• Given problem
Copy every one of these records line for line, leaving each character as it appears.

Entries of boxed elements:
_____
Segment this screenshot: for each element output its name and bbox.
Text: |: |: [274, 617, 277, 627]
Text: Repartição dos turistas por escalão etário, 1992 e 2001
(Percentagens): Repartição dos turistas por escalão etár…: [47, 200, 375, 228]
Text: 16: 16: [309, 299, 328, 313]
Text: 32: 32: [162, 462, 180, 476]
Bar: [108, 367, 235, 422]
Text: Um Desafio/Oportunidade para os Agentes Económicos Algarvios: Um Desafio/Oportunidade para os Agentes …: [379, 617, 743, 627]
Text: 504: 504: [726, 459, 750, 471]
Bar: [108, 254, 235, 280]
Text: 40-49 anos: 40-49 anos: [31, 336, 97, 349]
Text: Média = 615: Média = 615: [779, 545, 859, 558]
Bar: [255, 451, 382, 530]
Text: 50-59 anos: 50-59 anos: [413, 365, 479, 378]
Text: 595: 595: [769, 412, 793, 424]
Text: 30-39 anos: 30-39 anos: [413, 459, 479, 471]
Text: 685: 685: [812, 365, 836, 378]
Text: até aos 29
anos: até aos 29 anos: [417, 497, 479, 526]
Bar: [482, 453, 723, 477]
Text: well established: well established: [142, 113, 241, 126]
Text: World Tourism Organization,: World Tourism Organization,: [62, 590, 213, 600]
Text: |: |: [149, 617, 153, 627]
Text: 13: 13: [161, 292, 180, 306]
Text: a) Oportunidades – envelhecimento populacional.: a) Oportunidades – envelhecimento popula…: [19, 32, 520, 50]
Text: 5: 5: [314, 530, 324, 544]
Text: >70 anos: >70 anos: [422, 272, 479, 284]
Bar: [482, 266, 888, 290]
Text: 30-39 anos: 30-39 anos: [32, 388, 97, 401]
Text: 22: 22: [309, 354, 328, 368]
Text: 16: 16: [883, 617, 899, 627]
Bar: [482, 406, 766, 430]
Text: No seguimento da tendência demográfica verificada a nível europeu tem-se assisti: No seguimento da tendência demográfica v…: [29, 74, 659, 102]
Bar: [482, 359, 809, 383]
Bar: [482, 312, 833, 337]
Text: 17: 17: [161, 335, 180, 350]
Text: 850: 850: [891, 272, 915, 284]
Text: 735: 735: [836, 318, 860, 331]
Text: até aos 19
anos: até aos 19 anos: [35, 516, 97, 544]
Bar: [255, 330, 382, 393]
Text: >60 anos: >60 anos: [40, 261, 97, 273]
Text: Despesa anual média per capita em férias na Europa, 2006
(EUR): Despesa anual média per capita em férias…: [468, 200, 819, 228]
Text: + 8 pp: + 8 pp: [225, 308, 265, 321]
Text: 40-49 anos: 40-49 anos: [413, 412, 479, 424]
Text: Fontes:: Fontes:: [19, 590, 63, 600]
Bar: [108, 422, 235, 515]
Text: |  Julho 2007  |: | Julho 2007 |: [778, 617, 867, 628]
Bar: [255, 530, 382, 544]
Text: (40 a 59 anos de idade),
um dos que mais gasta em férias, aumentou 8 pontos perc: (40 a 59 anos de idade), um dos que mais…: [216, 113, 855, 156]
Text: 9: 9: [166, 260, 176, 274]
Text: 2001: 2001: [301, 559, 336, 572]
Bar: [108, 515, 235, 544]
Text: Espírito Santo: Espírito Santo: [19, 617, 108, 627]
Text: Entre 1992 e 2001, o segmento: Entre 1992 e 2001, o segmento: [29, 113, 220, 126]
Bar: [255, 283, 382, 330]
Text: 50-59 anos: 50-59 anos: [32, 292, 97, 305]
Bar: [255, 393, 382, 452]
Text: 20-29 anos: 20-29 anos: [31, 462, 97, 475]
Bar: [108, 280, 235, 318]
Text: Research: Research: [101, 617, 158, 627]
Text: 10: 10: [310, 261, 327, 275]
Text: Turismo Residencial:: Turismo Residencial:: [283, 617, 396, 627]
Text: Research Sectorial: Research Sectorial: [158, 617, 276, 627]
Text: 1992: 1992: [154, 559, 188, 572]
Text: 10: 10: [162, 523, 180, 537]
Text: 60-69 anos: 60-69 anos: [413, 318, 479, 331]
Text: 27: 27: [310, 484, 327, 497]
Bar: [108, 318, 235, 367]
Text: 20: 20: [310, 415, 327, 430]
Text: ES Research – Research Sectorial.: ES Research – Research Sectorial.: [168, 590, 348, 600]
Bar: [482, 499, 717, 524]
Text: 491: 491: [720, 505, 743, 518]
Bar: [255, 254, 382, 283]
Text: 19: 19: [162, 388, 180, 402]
_____
• Problem solution
Segment this screenshot: for each element output its name and bbox.
Text: |: |: [274, 617, 277, 627]
Text: Repartição dos turistas por escalão etário, 1992 e 2001
(Percentagens): Repartição dos turistas por escalão etár…: [47, 200, 375, 228]
Text: 16: 16: [309, 299, 328, 313]
Text: 32: 32: [162, 462, 180, 476]
Bar: [108, 367, 235, 422]
Text: Um Desafio/Oportunidade para os Agentes Económicos Algarvios: Um Desafio/Oportunidade para os Agentes …: [379, 617, 743, 627]
Text: 504: 504: [726, 459, 750, 471]
Bar: [108, 254, 235, 280]
Text: 40-49 anos: 40-49 anos: [31, 336, 97, 349]
Text: Média = 615: Média = 615: [779, 545, 859, 558]
Bar: [255, 451, 382, 530]
Text: 50-59 anos: 50-59 anos: [413, 365, 479, 378]
Text: 595: 595: [769, 412, 793, 424]
Text: 30-39 anos: 30-39 anos: [413, 459, 479, 471]
Text: 685: 685: [812, 365, 836, 378]
Text: até aos 29
anos: até aos 29 anos: [417, 497, 479, 526]
Bar: [482, 453, 723, 477]
Text: well established: well established: [142, 113, 241, 126]
Text: World Tourism Organization,: World Tourism Organization,: [62, 590, 213, 600]
Text: |: |: [149, 617, 153, 627]
Text: 13: 13: [161, 292, 180, 306]
Text: a) Oportunidades – envelhecimento populacional.: a) Oportunidades – envelhecimento popula…: [19, 32, 520, 50]
Text: 5: 5: [314, 530, 324, 544]
Text: >70 anos: >70 anos: [422, 272, 479, 284]
Bar: [482, 266, 888, 290]
Text: 30-39 anos: 30-39 anos: [32, 388, 97, 401]
Text: 22: 22: [309, 354, 328, 368]
Text: 16: 16: [883, 617, 899, 627]
Bar: [482, 406, 766, 430]
Text: No seguimento da tendência demográfica verificada a nível europeu tem-se assisti: No seguimento da tendência demográfica v…: [29, 74, 659, 102]
Bar: [482, 359, 809, 383]
Bar: [482, 312, 833, 337]
Text: 17: 17: [161, 335, 180, 350]
Text: 850: 850: [891, 272, 915, 284]
Text: 735: 735: [836, 318, 860, 331]
Text: até aos 19
anos: até aos 19 anos: [35, 516, 97, 544]
Bar: [255, 330, 382, 393]
Text: >60 anos: >60 anos: [40, 261, 97, 273]
Text: Despesa anual média per capita em férias na Europa, 2006
(EUR): Despesa anual média per capita em férias…: [468, 200, 819, 228]
Text: + 8 pp: + 8 pp: [225, 308, 265, 321]
Text: 40-49 anos: 40-49 anos: [413, 412, 479, 424]
Text: Fontes:: Fontes:: [19, 590, 63, 600]
Bar: [108, 422, 235, 515]
Text: |  Julho 2007  |: | Julho 2007 |: [778, 617, 867, 628]
Bar: [255, 530, 382, 544]
Text: (40 a 59 anos de idade),
um dos que mais gasta em férias, aumentou 8 pontos perc: (40 a 59 anos de idade), um dos que mais…: [216, 113, 855, 156]
Text: 9: 9: [166, 260, 176, 274]
Text: 2001: 2001: [301, 559, 336, 572]
Bar: [108, 515, 235, 544]
Text: Espírito Santo: Espírito Santo: [19, 617, 108, 627]
Text: Entre 1992 e 2001, o segmento: Entre 1992 e 2001, o segmento: [29, 113, 220, 126]
Bar: [255, 283, 382, 330]
Text: 50-59 anos: 50-59 anos: [32, 292, 97, 305]
Bar: [255, 393, 382, 452]
Text: 20-29 anos: 20-29 anos: [31, 462, 97, 475]
Bar: [108, 280, 235, 318]
Text: Research: Research: [101, 617, 158, 627]
Text: 10: 10: [310, 261, 327, 275]
Text: Turismo Residencial:: Turismo Residencial:: [283, 617, 396, 627]
Text: Research Sectorial: Research Sectorial: [158, 617, 276, 627]
Text: 1992: 1992: [154, 559, 188, 572]
Text: 10: 10: [162, 523, 180, 537]
Text: 60-69 anos: 60-69 anos: [413, 318, 479, 331]
Text: 27: 27: [310, 484, 327, 497]
Bar: [108, 318, 235, 367]
Text: 20: 20: [310, 415, 327, 430]
Text: ES Research – Research Sectorial.: ES Research – Research Sectorial.: [168, 590, 348, 600]
Bar: [482, 499, 717, 524]
Text: 491: 491: [720, 505, 743, 518]
Bar: [255, 254, 382, 283]
Text: 19: 19: [162, 388, 180, 402]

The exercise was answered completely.